Text provided:

▽

The Year That Changed America
Most of us alive today have never seen anything like 2020, and we probably never will again. Simply put, it was the year from hell. It is an understatement to say we were tested. While it is true that the last four years have been an abomination, these last 12 months took the proverbial cake. How can anyone even put this in perspective? There will surely be countless books, songs, movies, plays and poems that will search for the right words to describe this era, but it will be difficult to do it justice. We saw it all in 2020. We looked on in horror at escalating violence, racism, science-denialism, the widespread emergence of conspiracy thinking and right-wing pundits making their myriad of mendacious claims. More than 350,000 of our friends, family and neighbors needlessly died. Yes, it was preventable. Maybe not all of it, but if we had a leader who had an ounce of empathy and thought about anything but his reelection, the worst of this pandemic could have been averted. The crisis is far from over as we head into 2021, and the death toll continues to mount hourly. During this past year, we asked ourselves so many somber questions. How can we deal with this loss of life? A Russian puppet in the White House? The hate? The economic inequality? The homelessness and the poverty? We were on the verge of completely unraveling. But, we didn’t. Instead, political diversity took a giant leap forward. The first openly gay presidential candidate ran and even won the Iowa caucuses. We had a record number of women run for Congress and president. America, for the first time, is about to have a Black and Asian-American, biracial, female vice president. Something else happened that can’t be overlooked.

△

Entries shown:
▽

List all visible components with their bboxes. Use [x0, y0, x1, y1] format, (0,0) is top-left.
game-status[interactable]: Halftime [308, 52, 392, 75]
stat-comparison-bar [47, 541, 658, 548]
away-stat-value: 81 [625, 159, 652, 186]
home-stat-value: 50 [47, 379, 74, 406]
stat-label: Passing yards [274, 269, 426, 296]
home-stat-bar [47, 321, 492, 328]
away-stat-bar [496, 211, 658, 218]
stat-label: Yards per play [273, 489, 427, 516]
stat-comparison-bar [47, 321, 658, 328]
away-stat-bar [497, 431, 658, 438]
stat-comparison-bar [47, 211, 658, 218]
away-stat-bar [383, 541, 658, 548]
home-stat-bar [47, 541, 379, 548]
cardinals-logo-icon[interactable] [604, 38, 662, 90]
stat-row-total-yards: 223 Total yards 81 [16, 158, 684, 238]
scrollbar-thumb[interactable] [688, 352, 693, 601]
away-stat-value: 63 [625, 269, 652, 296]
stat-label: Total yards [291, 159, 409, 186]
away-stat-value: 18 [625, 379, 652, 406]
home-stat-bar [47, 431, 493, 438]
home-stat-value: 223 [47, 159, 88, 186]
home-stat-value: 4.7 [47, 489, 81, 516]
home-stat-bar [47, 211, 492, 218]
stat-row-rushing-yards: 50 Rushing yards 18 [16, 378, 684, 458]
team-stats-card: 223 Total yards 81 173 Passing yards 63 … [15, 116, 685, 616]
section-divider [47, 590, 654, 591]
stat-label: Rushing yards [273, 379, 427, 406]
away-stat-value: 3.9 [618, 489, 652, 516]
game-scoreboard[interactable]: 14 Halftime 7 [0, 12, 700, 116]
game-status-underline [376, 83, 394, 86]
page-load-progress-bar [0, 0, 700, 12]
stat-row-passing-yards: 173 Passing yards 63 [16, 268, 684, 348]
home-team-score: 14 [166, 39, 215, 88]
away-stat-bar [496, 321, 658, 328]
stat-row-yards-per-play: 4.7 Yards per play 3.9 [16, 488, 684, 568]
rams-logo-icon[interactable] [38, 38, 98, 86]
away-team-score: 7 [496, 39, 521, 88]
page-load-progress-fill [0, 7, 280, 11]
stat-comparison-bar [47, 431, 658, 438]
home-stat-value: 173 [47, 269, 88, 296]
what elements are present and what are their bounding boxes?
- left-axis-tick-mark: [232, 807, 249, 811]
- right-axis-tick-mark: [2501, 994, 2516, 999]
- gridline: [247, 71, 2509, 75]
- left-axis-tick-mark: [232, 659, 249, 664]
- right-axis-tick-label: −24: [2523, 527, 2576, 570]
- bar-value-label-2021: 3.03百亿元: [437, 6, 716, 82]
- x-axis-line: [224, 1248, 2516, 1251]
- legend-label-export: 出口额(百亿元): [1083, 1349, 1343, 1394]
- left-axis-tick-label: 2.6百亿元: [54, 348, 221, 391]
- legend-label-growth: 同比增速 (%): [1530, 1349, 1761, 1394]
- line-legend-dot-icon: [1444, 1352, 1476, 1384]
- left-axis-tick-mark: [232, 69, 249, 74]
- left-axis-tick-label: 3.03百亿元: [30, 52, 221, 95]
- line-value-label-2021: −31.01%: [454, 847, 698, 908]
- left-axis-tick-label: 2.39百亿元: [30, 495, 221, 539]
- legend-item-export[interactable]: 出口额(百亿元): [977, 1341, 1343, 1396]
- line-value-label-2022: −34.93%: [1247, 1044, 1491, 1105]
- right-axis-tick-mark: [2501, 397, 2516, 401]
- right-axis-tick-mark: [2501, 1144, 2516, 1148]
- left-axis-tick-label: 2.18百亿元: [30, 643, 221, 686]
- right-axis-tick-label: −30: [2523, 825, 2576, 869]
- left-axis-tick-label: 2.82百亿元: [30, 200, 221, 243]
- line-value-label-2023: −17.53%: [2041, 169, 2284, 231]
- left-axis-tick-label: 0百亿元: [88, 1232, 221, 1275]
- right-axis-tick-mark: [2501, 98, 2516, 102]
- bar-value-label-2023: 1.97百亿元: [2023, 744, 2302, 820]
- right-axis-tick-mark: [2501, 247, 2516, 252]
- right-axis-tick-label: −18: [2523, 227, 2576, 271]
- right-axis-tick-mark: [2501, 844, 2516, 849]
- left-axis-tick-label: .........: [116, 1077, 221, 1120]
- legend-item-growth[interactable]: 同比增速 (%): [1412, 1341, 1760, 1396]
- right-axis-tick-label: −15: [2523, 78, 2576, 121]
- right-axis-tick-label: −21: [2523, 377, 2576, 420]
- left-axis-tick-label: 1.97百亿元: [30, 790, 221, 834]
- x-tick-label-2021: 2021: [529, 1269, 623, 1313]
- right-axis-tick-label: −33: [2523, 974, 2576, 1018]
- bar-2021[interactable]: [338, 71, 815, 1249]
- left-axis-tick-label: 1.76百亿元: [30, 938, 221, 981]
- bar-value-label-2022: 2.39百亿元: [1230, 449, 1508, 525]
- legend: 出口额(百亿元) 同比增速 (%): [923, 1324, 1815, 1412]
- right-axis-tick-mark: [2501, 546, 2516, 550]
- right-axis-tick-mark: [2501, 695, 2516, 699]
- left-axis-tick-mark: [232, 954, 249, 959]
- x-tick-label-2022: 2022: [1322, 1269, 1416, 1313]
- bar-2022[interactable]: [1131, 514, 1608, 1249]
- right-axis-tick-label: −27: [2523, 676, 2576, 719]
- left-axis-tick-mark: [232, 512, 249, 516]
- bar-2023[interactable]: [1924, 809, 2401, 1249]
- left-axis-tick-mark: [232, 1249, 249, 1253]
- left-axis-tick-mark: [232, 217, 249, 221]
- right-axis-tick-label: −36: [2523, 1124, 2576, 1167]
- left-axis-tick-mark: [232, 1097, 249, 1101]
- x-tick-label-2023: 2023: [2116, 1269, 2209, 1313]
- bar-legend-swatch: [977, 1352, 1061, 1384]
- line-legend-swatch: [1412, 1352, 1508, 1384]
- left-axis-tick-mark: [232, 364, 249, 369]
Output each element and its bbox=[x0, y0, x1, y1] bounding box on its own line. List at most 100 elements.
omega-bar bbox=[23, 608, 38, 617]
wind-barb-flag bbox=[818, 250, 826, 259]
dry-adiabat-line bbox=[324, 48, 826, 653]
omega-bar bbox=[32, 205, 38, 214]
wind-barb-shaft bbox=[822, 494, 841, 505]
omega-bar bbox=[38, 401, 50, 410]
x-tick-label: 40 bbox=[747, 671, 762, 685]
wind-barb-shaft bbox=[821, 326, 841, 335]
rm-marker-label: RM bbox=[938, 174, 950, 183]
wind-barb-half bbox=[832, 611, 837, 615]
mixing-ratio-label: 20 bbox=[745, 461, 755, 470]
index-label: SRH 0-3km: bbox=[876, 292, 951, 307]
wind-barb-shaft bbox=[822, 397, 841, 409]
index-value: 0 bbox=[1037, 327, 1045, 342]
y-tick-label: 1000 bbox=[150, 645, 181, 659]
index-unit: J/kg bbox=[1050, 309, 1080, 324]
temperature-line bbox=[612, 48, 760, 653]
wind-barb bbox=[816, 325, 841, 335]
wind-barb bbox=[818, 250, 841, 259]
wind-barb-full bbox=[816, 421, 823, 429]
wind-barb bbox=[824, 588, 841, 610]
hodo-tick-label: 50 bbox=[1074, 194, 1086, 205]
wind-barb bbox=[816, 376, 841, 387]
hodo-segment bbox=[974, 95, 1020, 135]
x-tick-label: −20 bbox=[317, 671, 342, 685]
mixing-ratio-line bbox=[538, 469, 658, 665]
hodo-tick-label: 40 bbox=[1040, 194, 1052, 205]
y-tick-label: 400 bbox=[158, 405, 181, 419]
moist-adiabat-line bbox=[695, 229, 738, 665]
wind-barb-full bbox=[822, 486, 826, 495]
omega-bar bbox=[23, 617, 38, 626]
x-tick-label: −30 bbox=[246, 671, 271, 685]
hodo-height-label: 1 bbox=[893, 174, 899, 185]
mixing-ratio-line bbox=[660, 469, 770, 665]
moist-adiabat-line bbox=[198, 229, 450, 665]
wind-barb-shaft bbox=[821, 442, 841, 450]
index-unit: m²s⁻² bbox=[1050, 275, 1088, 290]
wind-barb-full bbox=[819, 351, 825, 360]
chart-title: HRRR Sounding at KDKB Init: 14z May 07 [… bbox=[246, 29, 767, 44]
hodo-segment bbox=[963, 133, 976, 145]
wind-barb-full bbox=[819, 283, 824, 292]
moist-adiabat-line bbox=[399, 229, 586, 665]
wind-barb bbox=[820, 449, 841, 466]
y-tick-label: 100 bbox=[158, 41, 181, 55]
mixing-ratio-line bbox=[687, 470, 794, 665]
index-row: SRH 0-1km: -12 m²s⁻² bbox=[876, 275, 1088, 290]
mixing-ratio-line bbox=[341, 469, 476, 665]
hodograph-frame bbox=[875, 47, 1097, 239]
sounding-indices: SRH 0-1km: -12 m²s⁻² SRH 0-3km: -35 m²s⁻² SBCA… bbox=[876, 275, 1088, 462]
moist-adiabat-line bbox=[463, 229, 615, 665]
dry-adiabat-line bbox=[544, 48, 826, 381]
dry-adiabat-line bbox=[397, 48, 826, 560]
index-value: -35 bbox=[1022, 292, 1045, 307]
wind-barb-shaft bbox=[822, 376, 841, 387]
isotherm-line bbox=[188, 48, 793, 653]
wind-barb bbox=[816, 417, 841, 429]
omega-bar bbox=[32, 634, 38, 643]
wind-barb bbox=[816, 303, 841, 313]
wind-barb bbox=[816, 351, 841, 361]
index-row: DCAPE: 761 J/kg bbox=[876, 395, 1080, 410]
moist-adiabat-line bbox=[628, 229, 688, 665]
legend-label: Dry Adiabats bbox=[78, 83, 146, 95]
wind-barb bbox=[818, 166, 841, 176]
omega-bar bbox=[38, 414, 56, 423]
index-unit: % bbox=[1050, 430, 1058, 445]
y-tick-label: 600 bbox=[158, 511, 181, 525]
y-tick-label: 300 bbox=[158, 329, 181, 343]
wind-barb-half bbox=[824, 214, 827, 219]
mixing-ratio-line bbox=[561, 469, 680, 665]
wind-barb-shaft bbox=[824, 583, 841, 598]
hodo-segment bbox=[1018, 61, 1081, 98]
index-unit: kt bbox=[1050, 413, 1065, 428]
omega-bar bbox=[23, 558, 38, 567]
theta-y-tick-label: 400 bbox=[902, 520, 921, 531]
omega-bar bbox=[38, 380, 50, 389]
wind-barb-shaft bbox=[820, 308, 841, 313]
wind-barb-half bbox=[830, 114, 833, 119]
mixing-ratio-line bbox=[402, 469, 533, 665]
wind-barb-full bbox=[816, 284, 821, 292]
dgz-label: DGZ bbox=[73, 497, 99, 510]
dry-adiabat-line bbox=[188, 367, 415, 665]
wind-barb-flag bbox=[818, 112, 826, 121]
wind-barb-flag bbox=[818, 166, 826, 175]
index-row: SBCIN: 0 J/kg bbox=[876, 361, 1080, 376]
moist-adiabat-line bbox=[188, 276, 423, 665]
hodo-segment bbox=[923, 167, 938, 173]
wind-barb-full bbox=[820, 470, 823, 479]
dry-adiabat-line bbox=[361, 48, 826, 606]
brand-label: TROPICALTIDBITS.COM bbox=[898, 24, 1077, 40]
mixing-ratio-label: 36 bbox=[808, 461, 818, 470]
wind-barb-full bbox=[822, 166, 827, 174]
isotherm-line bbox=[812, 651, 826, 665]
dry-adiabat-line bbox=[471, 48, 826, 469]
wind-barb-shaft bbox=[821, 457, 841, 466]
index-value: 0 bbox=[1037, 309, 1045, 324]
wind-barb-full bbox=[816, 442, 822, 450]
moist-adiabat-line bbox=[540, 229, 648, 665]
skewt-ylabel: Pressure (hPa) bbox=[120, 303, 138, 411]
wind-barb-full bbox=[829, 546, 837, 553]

△

Exercise instructions:
Continue the essay about 2020 from the point where it stops, before the entries.

Answer for the task:
We showed up. When our democracy was in peril, more than 81 million of us heard the call and did something about it. Joe Biden received more votes than any other presidential candidate in U.S. history. We saw what was happening to our country, and we wanted to save it. We stood in long lines in the middle of a global pandemic. We voted, we marched, we demonstrated, we formed the resistance, we loved and we hated at times. We organized together to protect our democracy. We will be remembered as being on the right side of history. Historian Jon Meacham noted that times of fundamental change are fun to read about, but they are not always so great to live through. For those of us who did, we are grateful. And we will never forget those who didn’t make it to the other side. Not ever. We owe it to them to carry on our fight and define what our new “normal” will be. Since no book, movie or TV drama will ever capture what it was like to live through this terrible year, we have nothing but our memories to pass along. The world may never know our names, but we made a difference. Now that’s cause for celebration.